------ Excerpted records

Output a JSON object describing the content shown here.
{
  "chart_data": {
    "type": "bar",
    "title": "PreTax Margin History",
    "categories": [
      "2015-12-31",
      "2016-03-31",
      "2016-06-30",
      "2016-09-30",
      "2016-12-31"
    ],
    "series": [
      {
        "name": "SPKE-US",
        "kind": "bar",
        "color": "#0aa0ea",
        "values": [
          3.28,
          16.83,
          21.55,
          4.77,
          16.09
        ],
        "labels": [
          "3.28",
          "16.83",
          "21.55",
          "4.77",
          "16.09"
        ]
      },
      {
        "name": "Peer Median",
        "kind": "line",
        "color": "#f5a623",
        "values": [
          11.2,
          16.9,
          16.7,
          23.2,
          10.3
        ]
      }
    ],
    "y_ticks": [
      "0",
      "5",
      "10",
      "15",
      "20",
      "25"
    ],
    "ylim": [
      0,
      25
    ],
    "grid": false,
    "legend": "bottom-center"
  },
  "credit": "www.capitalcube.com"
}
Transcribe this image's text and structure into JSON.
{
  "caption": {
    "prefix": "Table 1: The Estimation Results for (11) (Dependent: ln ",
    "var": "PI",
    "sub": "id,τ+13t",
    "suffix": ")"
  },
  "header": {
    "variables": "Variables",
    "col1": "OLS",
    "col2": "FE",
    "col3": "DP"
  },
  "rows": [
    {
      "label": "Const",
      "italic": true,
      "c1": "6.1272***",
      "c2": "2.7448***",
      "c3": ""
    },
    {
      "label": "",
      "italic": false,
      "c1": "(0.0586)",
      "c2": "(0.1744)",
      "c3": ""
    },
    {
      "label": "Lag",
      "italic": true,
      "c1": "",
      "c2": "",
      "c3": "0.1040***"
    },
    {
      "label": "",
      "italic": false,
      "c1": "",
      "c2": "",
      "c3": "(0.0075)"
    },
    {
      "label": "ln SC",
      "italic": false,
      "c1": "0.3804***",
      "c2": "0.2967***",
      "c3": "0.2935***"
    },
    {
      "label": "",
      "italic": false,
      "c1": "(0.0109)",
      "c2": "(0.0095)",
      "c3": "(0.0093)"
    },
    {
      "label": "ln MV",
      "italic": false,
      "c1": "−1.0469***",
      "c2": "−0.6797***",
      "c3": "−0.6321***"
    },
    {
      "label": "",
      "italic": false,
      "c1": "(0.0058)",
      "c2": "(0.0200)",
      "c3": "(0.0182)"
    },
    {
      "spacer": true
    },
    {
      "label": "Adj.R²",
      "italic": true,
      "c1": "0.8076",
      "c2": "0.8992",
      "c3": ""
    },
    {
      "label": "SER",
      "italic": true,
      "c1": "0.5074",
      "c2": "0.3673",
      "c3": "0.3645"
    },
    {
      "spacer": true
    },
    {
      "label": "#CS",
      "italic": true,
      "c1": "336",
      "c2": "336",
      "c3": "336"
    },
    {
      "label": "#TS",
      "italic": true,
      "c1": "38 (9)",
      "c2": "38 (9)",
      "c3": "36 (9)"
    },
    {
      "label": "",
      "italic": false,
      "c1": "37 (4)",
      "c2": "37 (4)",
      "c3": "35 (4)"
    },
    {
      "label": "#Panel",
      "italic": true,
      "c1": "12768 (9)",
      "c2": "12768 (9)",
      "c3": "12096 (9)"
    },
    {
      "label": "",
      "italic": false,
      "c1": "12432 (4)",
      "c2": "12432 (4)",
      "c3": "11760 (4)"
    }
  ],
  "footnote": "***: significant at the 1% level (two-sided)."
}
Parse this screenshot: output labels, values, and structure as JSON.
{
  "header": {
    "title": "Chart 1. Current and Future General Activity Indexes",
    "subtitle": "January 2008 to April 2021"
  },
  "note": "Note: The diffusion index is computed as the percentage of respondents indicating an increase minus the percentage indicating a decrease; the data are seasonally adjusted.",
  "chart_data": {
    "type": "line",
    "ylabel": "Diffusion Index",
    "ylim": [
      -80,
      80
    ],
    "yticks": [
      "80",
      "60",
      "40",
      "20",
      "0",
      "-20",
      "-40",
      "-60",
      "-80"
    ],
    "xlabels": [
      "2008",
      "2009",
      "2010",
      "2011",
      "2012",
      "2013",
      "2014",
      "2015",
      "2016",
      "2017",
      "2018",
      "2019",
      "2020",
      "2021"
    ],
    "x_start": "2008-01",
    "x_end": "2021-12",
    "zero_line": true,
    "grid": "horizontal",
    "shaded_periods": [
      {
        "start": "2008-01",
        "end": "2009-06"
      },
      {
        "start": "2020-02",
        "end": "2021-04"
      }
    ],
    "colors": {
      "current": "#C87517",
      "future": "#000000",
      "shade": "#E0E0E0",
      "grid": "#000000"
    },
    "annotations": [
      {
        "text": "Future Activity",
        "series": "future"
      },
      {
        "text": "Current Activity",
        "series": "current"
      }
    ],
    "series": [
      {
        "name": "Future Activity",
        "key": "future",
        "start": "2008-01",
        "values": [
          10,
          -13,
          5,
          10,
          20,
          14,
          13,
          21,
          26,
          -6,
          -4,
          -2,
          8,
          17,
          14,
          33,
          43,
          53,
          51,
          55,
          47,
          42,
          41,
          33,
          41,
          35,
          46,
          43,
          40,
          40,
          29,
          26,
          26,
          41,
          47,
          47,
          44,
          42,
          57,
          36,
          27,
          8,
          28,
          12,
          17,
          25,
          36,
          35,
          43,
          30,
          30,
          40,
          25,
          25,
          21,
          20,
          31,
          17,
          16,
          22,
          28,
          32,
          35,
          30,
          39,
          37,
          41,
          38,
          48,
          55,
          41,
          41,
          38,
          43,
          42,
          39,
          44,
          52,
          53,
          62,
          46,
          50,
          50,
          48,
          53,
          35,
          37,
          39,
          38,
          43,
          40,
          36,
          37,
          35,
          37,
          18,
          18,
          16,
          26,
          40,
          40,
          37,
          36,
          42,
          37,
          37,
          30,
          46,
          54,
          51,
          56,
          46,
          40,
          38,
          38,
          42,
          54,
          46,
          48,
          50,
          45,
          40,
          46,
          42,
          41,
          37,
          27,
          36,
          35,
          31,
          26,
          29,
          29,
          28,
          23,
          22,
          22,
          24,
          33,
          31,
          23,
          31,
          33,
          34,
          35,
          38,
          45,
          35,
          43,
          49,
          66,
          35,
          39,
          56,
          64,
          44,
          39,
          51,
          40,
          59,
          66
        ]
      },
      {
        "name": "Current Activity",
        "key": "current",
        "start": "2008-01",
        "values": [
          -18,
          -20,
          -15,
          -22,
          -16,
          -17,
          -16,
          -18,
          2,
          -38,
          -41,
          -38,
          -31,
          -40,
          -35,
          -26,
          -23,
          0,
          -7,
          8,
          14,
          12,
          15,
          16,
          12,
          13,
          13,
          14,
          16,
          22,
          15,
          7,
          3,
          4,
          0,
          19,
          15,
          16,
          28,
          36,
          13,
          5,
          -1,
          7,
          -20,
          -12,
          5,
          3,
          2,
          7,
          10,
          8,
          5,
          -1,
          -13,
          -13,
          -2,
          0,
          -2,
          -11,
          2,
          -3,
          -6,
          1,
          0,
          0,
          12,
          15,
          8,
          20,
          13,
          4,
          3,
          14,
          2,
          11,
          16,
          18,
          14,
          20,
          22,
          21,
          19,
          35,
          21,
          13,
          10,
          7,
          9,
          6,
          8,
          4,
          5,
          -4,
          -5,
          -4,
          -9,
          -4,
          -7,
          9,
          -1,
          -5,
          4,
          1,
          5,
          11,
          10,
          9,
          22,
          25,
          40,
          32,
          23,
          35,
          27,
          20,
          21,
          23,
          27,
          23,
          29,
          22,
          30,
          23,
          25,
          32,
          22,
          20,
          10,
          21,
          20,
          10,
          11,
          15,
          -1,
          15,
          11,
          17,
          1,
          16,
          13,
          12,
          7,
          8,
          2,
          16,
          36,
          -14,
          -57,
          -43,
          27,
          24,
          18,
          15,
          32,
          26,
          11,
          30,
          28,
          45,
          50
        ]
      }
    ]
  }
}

------------

Work to do:
Each line holding "grid" must be found and copied.

Exercise result:
    "grid": false,
    "grid": "horizontal",
      "grid": "#000000"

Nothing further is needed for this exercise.